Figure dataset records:
____________

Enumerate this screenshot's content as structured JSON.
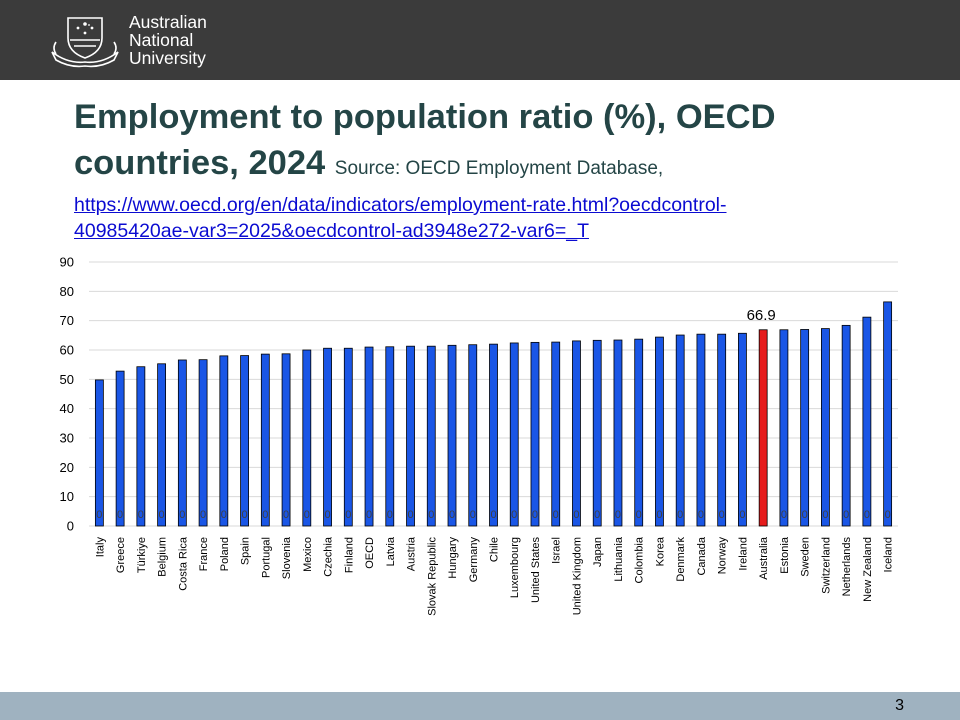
{
  "header": {
    "logo_lines": [
      "Australian",
      "National",
      "University"
    ]
  },
  "slide": {
    "title": "Employment to population ratio (%), OECD countries, 2024",
    "source": "Source: OECD Employment Database,",
    "link_line1": "https://www.oecd.org/en/data/indicators/employment-rate.html?oecdcontrol-",
    "link_line2": "40985420ae-var3=2025&oecdcontrol-ad3948e272-var6=_T",
    "page_number": "3"
  },
  "colors": {
    "bar": "#1a56e6",
    "highlight": "#e61c1c",
    "title": "#244546",
    "link": "#0b0bd1"
  },
  "chart_data": {
    "type": "bar",
    "categories": [
      "Italy",
      "Greece",
      "Türkiye",
      "Belgium",
      "Costa Rica",
      "France",
      "Poland",
      "Spain",
      "Portugal",
      "Slovenia",
      "Mexico",
      "Czechia",
      "Finland",
      "OECD",
      "Latvia",
      "Austria",
      "Slovak Republic",
      "Hungary",
      "Germany",
      "Chile",
      "Luxembourg",
      "United States",
      "Israel",
      "United Kingdom",
      "Japan",
      "Lithuania",
      "Colombia",
      "Korea",
      "Denmark",
      "Canada",
      "Norway",
      "Ireland",
      "Australia",
      "Estonia",
      "Sweden",
      "Switzerland",
      "Netherlands",
      "New Zealand",
      "Iceland"
    ],
    "values": [
      49.8,
      52.8,
      54.3,
      55.3,
      56.6,
      56.7,
      58.0,
      58.1,
      58.6,
      58.7,
      60.0,
      60.6,
      60.6,
      61.0,
      61.1,
      61.3,
      61.3,
      61.6,
      61.8,
      62.0,
      62.4,
      62.6,
      62.7,
      63.1,
      63.3,
      63.4,
      63.7,
      64.4,
      65.1,
      65.4,
      65.4,
      65.7,
      66.9,
      66.9,
      67.0,
      67.3,
      68.4,
      71.2,
      76.4
    ],
    "highlight_category": "Australia",
    "highlight_label": "66.9",
    "zero_labels": "0",
    "yticks": [
      0,
      10,
      20,
      30,
      40,
      50,
      60,
      70,
      80,
      90
    ],
    "ylim": [
      0,
      90
    ],
    "grid": true,
    "legend": "none"
  }
}
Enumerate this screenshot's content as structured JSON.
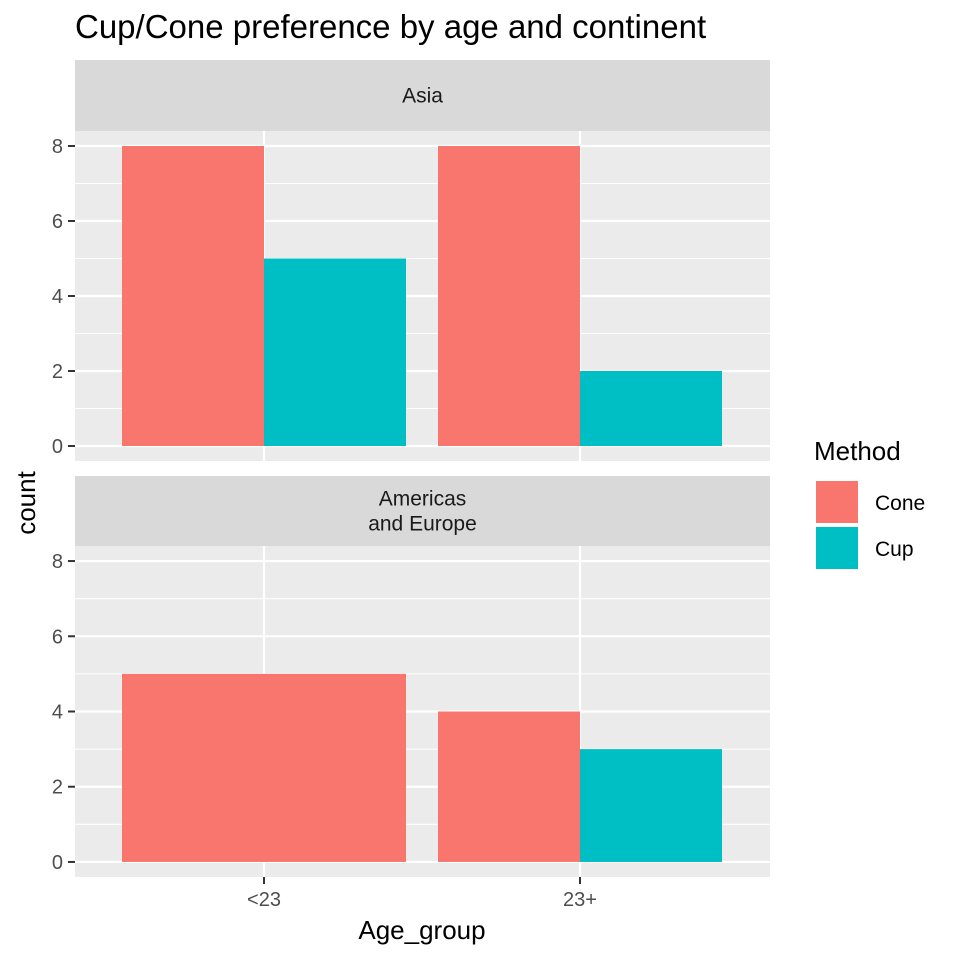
{
  "chart_data": {
    "type": "bar",
    "title": "Cup/Cone preference by age and continent",
    "xlabel": "Age_group",
    "ylabel": "count",
    "categories": [
      "<23",
      "23+"
    ],
    "ylim": [
      0,
      8
    ],
    "yticks": [
      "0",
      "2",
      "4",
      "6",
      "8"
    ],
    "grid": true,
    "legend": {
      "title": "Method",
      "placement": "right",
      "entries": [
        {
          "name": "Cone",
          "color": "#F8766D"
        },
        {
          "name": "Cup",
          "color": "#00BFC4"
        }
      ]
    },
    "facets": [
      {
        "label_lines": [
          "Asia"
        ],
        "groups": [
          {
            "category": "<23",
            "bars": [
              {
                "method": "Cone",
                "value": 8
              },
              {
                "method": "Cup",
                "value": 5
              }
            ]
          },
          {
            "category": "23+",
            "bars": [
              {
                "method": "Cone",
                "value": 8
              },
              {
                "method": "Cup",
                "value": 2
              }
            ]
          }
        ]
      },
      {
        "label_lines": [
          "Americas",
          "and Europe"
        ],
        "groups": [
          {
            "category": "<23",
            "bars": [
              {
                "method": "Cone",
                "value": 5
              }
            ]
          },
          {
            "category": "23+",
            "bars": [
              {
                "method": "Cone",
                "value": 4
              },
              {
                "method": "Cup",
                "value": 3
              }
            ]
          }
        ]
      }
    ]
  },
  "colors": {
    "panel_bg": "#EBEBEB",
    "strip_bg": "#D9D9D9",
    "grid": "#FFFFFF",
    "Cone": "#F8766D",
    "Cup": "#00BFC4"
  }
}
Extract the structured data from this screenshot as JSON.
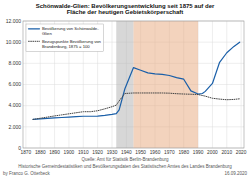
{
  "chart_data": {
    "type": "line",
    "title": "Schönwalde-Glien: Bevölkerungsentwicklung seit 1875 auf der\nFläche der heutigen Gebietskörperschaft",
    "xlim": [
      1868,
      2022
    ],
    "xticks": [
      1870,
      1880,
      1890,
      1900,
      1910,
      1920,
      1930,
      1940,
      1950,
      1960,
      1970,
      1980,
      1990,
      2000,
      2010,
      2020
    ],
    "ylim": [
      0,
      12000
    ],
    "yticks": [
      0,
      {
        "value": 2000,
        "label": "2.000"
      },
      {
        "value": 4000,
        "label": "4.000"
      },
      {
        "value": 6000,
        "label": "6.000"
      },
      {
        "value": 8000,
        "label": "8.000"
      },
      {
        "value": 10000,
        "label": "10.000"
      },
      {
        "value": 12000,
        "label": "12.000"
      }
    ],
    "grid": true,
    "legend": "upper left",
    "series": [
      {
        "name": "Bevölkerung von Schönwalde-\nGlien",
        "color": "#1a5fa8",
        "line_style": "solid",
        "x": [
          1875,
          1880,
          1885,
          1890,
          1895,
          1900,
          1905,
          1910,
          1915,
          1920,
          1925,
          1930,
          1933,
          1935,
          1939,
          1945,
          1950,
          1955,
          1960,
          1965,
          1970,
          1975,
          1980,
          1985,
          1990,
          1993,
          1995,
          2000,
          2005,
          2010,
          2015,
          2019
        ],
        "values": [
          2700,
          2760,
          2800,
          2840,
          2880,
          2920,
          2970,
          3000,
          3000,
          3020,
          3080,
          3180,
          3250,
          3600,
          5600,
          7600,
          7350,
          7100,
          7000,
          6950,
          6850,
          6650,
          6500,
          5400,
          5100,
          5150,
          5350,
          6100,
          8100,
          9000,
          9600,
          10000
        ]
      },
      {
        "name": "Bezugspunkte Bevölkerung von\nBrandenburg, 1875 = 100",
        "color": "#444444",
        "line_style": "dotted",
        "x": [
          1875,
          1880,
          1885,
          1890,
          1895,
          1900,
          1905,
          1910,
          1915,
          1920,
          1925,
          1930,
          1933,
          1935,
          1939,
          1945,
          1950,
          1955,
          1960,
          1965,
          1970,
          1975,
          1980,
          1985,
          1990,
          1995,
          2000,
          2005,
          2010,
          2015,
          2019
        ],
        "values": [
          2700,
          2810,
          2920,
          3030,
          3130,
          3230,
          3330,
          3430,
          3430,
          3520,
          3700,
          3900,
          4050,
          4450,
          5150,
          5200,
          5200,
          5200,
          5200,
          5200,
          5180,
          5130,
          5100,
          5080,
          5050,
          4900,
          4700,
          4620,
          4560,
          4590,
          4650
        ]
      }
    ],
    "bands": [
      {
        "start": 1933,
        "end": 1945,
        "color": "#b0b0b0"
      },
      {
        "start": 1945,
        "end": 1990,
        "color": "#e8a87c"
      }
    ],
    "annotations": [
      "Quelle: Amt für Statistik Berlin-Brandenburg",
      "Historische Gemeindestatistiken und Bevölkerungsdaten des Statistischen Amtes des Landes Brandenburg",
      "by Franco G. Otterbeck",
      "16.09.2020"
    ]
  }
}
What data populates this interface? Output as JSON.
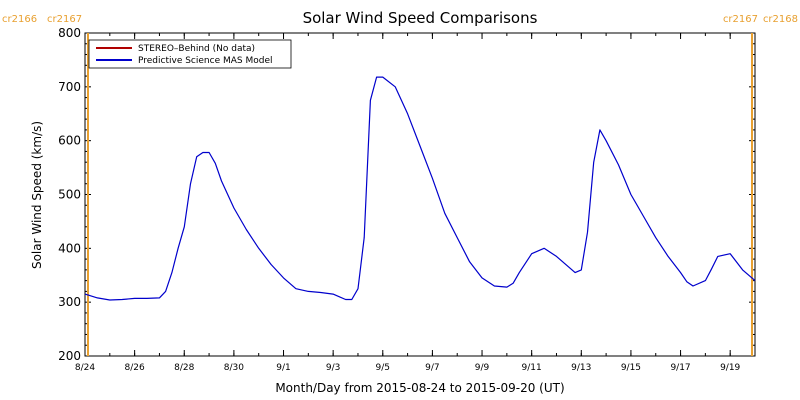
{
  "chart_data": {
    "type": "line",
    "title": "Solar Wind Speed Comparisons",
    "xlabel": "Month/Day from 2015-08-24 to 2015-09-20 (UT)",
    "ylabel": "Solar Wind Speed (km/s)",
    "xlim": [
      "2015-08-24",
      "2015-09-20"
    ],
    "ylim": [
      200,
      800
    ],
    "y_ticks": [
      200,
      300,
      400,
      500,
      600,
      700,
      800
    ],
    "x_ticks": [
      {
        "date": "2015-08-24",
        "label": "8/24"
      },
      {
        "date": "2015-08-26",
        "label": "8/26"
      },
      {
        "date": "2015-08-28",
        "label": "8/28"
      },
      {
        "date": "2015-08-30",
        "label": "8/30"
      },
      {
        "date": "2015-09-01",
        "label": "9/1"
      },
      {
        "date": "2015-09-03",
        "label": "9/3"
      },
      {
        "date": "2015-09-05",
        "label": "9/5"
      },
      {
        "date": "2015-09-07",
        "label": "9/7"
      },
      {
        "date": "2015-09-09",
        "label": "9/9"
      },
      {
        "date": "2015-09-11",
        "label": "9/11"
      },
      {
        "date": "2015-09-13",
        "label": "9/13"
      },
      {
        "date": "2015-09-15",
        "label": "9/15"
      },
      {
        "date": "2015-09-17",
        "label": "9/17"
      },
      {
        "date": "2015-09-19",
        "label": "9/19"
      }
    ],
    "grid": false,
    "legend_position": "top-left",
    "carrington_markers": {
      "left": {
        "date": "2015-08-24",
        "labels": [
          "cr2166",
          "cr2167"
        ]
      },
      "right": {
        "date": "2015-09-20",
        "labels": [
          "cr2167",
          "cr2168"
        ]
      },
      "color": "#e8a030"
    },
    "series": [
      {
        "name": "STEREO–Behind (No data)",
        "color": "#b00000",
        "x": [],
        "y": []
      },
      {
        "name": "Predictive Science MAS Model",
        "color": "#0000cc",
        "x": [
          "2015-08-24T00:00",
          "2015-08-24T12:00",
          "2015-08-25T00:00",
          "2015-08-25T12:00",
          "2015-08-26T00:00",
          "2015-08-26T12:00",
          "2015-08-27T00:00",
          "2015-08-27T06:00",
          "2015-08-27T12:00",
          "2015-08-27T18:00",
          "2015-08-28T00:00",
          "2015-08-28T06:00",
          "2015-08-28T12:00",
          "2015-08-28T18:00",
          "2015-08-29T00:00",
          "2015-08-29T06:00",
          "2015-08-29T12:00",
          "2015-08-30T00:00",
          "2015-08-30T12:00",
          "2015-08-31T00:00",
          "2015-08-31T12:00",
          "2015-09-01T00:00",
          "2015-09-01T12:00",
          "2015-09-02T00:00",
          "2015-09-02T12:00",
          "2015-09-03T00:00",
          "2015-09-03T06:00",
          "2015-09-03T12:00",
          "2015-09-03T18:00",
          "2015-09-04T00:00",
          "2015-09-04T06:00",
          "2015-09-04T12:00",
          "2015-09-04T18:00",
          "2015-09-05T00:00",
          "2015-09-05T12:00",
          "2015-09-06T00:00",
          "2015-09-06T12:00",
          "2015-09-07T00:00",
          "2015-09-07T12:00",
          "2015-09-08T00:00",
          "2015-09-08T12:00",
          "2015-09-09T00:00",
          "2015-09-09T12:00",
          "2015-09-10T00:00",
          "2015-09-10T06:00",
          "2015-09-10T12:00",
          "2015-09-11T00:00",
          "2015-09-11T12:00",
          "2015-09-12T00:00",
          "2015-09-12T12:00",
          "2015-09-12T18:00",
          "2015-09-13T00:00",
          "2015-09-13T06:00",
          "2015-09-13T12:00",
          "2015-09-13T18:00",
          "2015-09-14T00:00",
          "2015-09-14T12:00",
          "2015-09-15T00:00",
          "2015-09-15T12:00",
          "2015-09-16T00:00",
          "2015-09-16T12:00",
          "2015-09-17T00:00",
          "2015-09-17T06:00",
          "2015-09-17T12:00",
          "2015-09-18T00:00",
          "2015-09-18T06:00",
          "2015-09-18T12:00",
          "2015-09-19T00:00",
          "2015-09-19T12:00",
          "2015-09-20T00:00"
        ],
        "y": [
          315,
          308,
          304,
          305,
          307,
          307,
          308,
          320,
          355,
          400,
          440,
          520,
          570,
          578,
          578,
          558,
          525,
          475,
          435,
          400,
          370,
          345,
          325,
          320,
          318,
          315,
          310,
          305,
          305,
          325,
          420,
          675,
          718,
          718,
          700,
          650,
          590,
          530,
          465,
          420,
          375,
          345,
          330,
          328,
          335,
          355,
          390,
          400,
          385,
          365,
          355,
          360,
          430,
          560,
          620,
          600,
          555,
          500,
          460,
          420,
          385,
          355,
          338,
          330,
          340,
          362,
          385,
          390,
          360,
          340
        ]
      }
    ]
  }
}
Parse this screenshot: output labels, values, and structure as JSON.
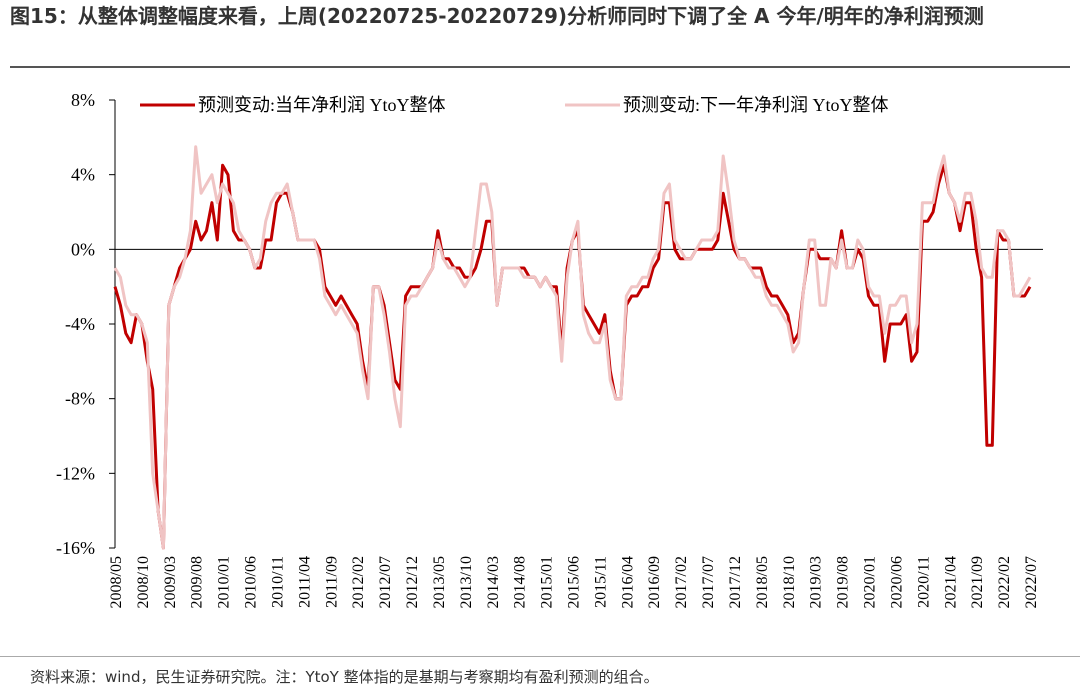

____________

Give the number of lines in the listing above that hold the string "from", with nothing else.

2